* BEGIN Working data *
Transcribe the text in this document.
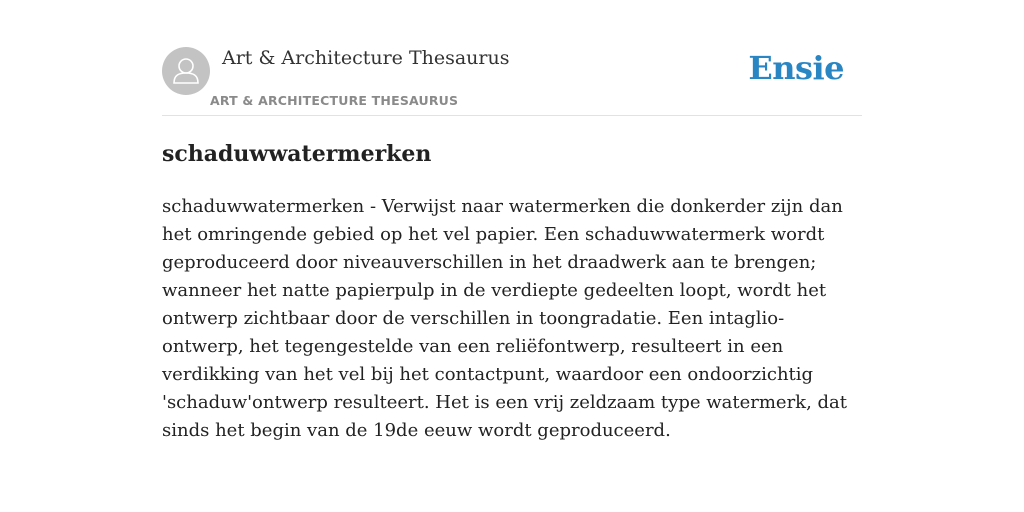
Art & Architecture Thesaurus
ART & ARCHITECTURE THESAURUS
Ensie
schaduwwatermerken

schaduwwatermerken - Verwijst naar watermerken die donkerder zijn dan het omringende gebied op het vel papier. Een schaduwwatermerk wordt geproduceerd door niveauverschillen in het draadwerk aan te brengen; wanneer het natte papierpulp in de verdiepte gedeelten loopt, wordt het ontwerp zichtbaar door de verschillen in toongradatie. Een intaglio-ontwerp, het tegengestelde van een reliëfontwerp, resulteert in een verdikking van het vel bij het contactpunt, waardoor een ondoorzichtig 'schaduw'ontwerp resulteert. Het is een vrij zeldzaam type watermerk, dat sinds het begin van de 19de eeuw wordt geproduceerd.
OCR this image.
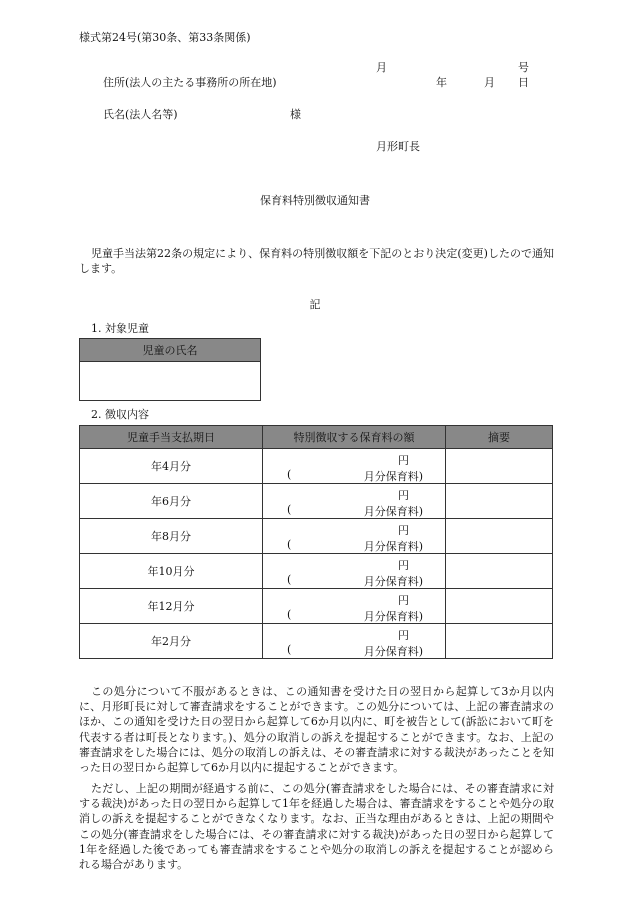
様式第24号(第30条、第33条関係)
月	号
住所(法人の主たる事務所の所在地)	年	月 日
氏名(法人名等)	様
月形町長
保育料特別徴収通知書
児童手当法第22条の規定により、保育料の特別徴収額を下記のとおり決定(変更)したので通知します。
記
1. 対象児童
児童の氏名

2. 徴収内容
児童手当支払期日	特別徴収する保育料の額	摘要
年4月分	円
( 月分保育料)	

年6月分	円
( 月分保育料)	

年8月分	円
( 月分保育料)	

年10月分	円
( 月分保育料)	

年12月分	円
( 月分保育料)	

年2月分	円
( 月分保育料)	

この処分について不服があるときは、この通知書を受けた日の翌日から起算して3か月以内に、月形町長に対して審査請求をすることができます。この処分については、上記の審査請求のほか、この通知を受けた日の翌日から起算して6か月以内に、町を被告として(訴訟において町を代表する者は町長となります。)、処分の取消しの訴えを提起することができます。なお、上記の審査請求をした場合には、処分の取消しの訴えは、その審査請求に対する裁決があったことを知った日の翌日から起算して6か月以内に提起することができます。
ただし、上記の期間が経過する前に、この処分(審査請求をした場合には、その審査請求に対する裁決)があった日の翌日から起算して1年を経過した場合は、審査請求をすることや処分の取消しの訴えを提起することができなくなります。なお、正当な理由があるときは、上記の期間やこの処分(審査請求をした場合には、その審査請求に対する裁決)があった日の翌日から起算して1年を経過した後であっても審査請求をすることや処分の取消しの訴えを提起することが認められる場合があります。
* END Working data *
Copy out every line of the material above that mentions the word "this".

Transcribe the text in this document.
OCR this image.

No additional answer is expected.